Transcribed document page entries
+++
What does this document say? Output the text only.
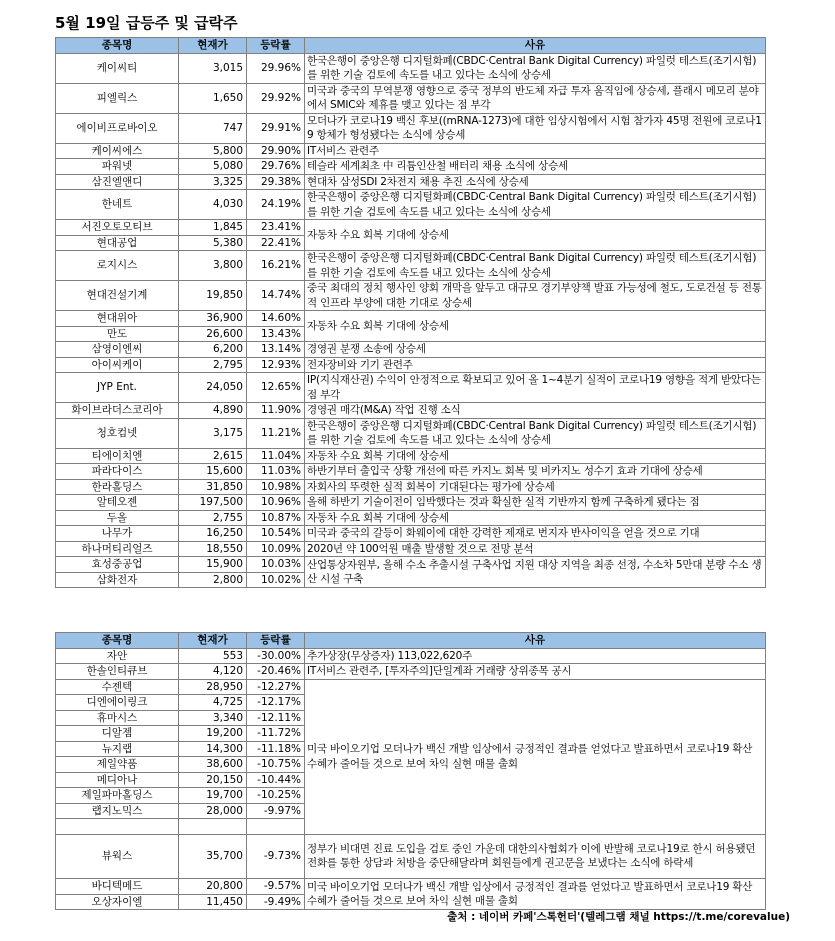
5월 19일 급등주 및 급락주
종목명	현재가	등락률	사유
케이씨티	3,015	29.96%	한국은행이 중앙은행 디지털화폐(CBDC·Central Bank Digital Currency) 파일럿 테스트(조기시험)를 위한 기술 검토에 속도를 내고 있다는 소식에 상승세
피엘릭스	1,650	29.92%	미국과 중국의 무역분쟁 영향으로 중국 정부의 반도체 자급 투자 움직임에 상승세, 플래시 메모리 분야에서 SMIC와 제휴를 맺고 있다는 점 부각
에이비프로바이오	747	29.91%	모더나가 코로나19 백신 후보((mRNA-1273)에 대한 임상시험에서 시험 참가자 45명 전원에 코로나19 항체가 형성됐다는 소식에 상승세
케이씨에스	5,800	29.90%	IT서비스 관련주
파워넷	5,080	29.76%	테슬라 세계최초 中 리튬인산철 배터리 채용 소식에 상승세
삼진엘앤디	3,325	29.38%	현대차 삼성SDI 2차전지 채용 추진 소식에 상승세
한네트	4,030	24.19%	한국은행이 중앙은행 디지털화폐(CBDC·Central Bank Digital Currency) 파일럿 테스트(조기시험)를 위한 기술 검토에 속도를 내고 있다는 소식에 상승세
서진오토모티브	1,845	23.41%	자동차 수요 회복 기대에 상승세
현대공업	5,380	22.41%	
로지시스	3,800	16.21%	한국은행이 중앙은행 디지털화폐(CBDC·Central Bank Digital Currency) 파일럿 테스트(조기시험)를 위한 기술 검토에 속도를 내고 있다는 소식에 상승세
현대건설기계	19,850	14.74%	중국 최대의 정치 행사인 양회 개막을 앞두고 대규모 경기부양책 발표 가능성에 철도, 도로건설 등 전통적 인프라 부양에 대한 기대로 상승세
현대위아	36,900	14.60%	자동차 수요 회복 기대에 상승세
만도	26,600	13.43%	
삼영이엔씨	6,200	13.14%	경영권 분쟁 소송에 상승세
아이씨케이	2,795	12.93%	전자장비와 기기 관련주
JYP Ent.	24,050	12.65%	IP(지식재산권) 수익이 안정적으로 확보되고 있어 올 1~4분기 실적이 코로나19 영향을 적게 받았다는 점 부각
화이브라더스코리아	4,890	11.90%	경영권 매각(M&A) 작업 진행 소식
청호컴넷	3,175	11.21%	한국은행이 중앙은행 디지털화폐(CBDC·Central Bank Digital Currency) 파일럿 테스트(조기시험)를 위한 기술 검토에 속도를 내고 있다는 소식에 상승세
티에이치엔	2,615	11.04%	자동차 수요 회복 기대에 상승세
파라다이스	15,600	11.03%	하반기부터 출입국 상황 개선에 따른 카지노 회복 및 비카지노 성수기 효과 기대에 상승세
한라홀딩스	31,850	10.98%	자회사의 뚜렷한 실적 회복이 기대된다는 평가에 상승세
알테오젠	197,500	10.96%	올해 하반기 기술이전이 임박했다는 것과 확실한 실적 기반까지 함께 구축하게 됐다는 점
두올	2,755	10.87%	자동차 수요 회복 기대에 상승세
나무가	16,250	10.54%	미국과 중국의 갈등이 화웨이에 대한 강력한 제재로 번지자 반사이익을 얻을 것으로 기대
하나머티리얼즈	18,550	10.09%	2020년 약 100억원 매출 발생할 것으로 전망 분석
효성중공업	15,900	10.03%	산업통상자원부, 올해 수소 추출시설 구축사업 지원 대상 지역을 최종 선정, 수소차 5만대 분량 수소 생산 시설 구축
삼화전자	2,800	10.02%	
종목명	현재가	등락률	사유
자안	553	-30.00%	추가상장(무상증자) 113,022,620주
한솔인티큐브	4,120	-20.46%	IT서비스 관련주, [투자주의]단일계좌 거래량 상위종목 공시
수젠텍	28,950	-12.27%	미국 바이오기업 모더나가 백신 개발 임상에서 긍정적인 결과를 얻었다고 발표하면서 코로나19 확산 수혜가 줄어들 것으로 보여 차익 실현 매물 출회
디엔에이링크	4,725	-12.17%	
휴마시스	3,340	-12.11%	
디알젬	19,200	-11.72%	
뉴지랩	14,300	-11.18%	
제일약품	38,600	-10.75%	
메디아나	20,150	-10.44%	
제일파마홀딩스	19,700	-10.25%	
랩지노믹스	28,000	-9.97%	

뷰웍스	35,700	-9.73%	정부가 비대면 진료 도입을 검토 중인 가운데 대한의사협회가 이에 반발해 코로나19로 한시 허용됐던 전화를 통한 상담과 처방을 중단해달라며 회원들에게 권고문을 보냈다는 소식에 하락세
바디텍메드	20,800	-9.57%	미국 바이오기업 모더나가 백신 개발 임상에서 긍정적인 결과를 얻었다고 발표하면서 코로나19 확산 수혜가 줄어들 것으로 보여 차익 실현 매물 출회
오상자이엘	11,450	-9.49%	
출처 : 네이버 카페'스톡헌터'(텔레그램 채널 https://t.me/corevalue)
+++
### Work order
Each line of the data that includes "얻었다고" should be copied.

### Expected answer
수젠텍	28,950	-12.27%	미국 바이오기업 모더나가 백신 개발 임상에서 긍정적인 결과를 얻었다고 발표하면서 코로나19 확산 수혜가 줄어들 것으로 보여 차익 실현 매물 출회
바디텍메드	20,800	-9.57%	미국 바이오기업 모더나가 백신 개발 임상에서 긍정적인 결과를 얻었다고 발표하면서 코로나19 확산 수혜가 줄어들 것으로 보여 차익 실현 매물 출회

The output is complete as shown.